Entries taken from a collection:
--------

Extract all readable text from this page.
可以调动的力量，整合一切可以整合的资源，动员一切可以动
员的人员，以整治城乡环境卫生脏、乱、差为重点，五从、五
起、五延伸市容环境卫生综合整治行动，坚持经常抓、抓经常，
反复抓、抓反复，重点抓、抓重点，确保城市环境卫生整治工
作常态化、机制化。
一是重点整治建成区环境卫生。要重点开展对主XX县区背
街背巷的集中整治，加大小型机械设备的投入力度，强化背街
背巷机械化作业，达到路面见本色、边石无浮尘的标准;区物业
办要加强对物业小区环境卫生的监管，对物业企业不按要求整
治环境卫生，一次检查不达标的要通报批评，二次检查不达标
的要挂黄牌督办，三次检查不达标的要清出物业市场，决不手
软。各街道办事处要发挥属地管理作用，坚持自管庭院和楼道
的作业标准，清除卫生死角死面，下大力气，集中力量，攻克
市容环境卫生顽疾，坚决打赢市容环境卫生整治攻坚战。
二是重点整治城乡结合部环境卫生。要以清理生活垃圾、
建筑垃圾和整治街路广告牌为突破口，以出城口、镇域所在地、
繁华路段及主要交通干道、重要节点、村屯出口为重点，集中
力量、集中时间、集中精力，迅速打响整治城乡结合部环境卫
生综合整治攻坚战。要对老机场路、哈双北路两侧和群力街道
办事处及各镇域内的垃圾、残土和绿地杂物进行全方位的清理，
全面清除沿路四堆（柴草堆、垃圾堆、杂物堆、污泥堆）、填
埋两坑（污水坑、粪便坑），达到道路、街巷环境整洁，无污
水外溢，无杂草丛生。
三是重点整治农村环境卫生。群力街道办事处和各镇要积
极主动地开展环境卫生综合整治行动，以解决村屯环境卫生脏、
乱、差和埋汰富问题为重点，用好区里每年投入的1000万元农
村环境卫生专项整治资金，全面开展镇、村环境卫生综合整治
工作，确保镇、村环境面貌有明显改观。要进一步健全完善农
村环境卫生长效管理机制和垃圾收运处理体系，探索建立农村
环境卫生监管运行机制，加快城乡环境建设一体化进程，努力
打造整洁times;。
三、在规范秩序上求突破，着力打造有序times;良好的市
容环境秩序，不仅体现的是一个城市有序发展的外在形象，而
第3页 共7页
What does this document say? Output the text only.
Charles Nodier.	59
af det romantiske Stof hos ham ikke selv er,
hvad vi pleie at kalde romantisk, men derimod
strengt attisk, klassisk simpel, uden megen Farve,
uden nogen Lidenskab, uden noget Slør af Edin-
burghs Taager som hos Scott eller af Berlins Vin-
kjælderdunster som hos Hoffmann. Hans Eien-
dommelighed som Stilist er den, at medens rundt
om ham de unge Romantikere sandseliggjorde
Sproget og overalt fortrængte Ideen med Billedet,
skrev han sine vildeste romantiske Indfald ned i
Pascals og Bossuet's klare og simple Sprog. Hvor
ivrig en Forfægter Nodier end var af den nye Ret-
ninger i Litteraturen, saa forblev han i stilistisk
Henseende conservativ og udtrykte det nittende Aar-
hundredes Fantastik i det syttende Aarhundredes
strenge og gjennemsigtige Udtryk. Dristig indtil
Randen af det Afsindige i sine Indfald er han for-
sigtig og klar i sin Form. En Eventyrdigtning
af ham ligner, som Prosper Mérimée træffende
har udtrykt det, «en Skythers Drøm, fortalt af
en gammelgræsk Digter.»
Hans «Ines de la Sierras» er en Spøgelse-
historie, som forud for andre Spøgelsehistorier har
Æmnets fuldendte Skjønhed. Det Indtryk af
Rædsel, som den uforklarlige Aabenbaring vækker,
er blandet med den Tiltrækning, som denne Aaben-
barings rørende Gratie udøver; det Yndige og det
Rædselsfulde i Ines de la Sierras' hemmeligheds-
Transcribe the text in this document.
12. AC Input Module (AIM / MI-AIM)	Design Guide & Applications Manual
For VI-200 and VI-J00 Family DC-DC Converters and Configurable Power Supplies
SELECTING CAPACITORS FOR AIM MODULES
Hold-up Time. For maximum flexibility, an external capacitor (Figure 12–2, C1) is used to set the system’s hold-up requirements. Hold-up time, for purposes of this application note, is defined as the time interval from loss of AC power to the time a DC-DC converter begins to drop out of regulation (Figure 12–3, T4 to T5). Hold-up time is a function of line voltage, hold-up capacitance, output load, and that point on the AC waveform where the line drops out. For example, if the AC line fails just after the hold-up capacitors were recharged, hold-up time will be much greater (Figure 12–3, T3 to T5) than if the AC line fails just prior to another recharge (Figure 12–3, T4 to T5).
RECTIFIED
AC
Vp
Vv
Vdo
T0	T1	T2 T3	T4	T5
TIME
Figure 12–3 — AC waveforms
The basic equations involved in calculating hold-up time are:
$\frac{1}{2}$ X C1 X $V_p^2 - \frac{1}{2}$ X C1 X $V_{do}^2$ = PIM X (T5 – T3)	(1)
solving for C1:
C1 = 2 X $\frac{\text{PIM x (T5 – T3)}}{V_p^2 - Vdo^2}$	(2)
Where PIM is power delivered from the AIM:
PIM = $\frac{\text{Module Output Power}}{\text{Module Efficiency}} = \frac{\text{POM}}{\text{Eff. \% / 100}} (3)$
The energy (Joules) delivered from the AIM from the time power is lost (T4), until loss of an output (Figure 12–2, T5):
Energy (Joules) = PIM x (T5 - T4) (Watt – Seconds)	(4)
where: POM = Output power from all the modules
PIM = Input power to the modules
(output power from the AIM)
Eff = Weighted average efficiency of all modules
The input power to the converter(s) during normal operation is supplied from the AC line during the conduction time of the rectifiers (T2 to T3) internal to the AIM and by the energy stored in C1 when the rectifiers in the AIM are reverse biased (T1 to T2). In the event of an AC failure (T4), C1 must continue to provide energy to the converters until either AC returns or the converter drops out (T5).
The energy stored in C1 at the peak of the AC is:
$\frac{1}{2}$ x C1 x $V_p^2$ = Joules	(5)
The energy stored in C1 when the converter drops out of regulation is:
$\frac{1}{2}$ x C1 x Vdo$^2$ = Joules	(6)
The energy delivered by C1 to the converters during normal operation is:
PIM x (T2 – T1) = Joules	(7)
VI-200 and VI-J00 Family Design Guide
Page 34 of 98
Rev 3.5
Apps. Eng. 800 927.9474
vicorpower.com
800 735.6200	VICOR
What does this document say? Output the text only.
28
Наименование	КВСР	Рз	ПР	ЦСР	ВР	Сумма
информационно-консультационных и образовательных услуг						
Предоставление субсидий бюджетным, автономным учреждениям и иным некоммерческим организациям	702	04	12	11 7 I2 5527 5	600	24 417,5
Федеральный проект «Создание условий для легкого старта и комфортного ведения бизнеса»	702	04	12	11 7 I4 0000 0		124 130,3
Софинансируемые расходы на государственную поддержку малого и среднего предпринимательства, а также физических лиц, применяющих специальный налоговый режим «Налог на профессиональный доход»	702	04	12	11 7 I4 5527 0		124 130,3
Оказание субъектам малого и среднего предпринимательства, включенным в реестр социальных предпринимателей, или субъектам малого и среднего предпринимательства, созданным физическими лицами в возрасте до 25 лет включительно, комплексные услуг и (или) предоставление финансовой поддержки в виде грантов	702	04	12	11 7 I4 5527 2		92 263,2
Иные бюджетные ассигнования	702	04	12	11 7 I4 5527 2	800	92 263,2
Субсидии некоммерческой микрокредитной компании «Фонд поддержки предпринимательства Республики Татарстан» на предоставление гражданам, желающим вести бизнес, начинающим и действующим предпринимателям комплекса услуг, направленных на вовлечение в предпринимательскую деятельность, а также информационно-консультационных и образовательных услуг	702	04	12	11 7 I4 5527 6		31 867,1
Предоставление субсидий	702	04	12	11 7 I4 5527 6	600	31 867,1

--------

## Prompt:
Scan the material and collect every line that contains "uden".

## Exercise result:
strengt attisk, klassisk simpel, uden megen Farve,
uden nogen Lidenskab, uden noget Slør af Edin-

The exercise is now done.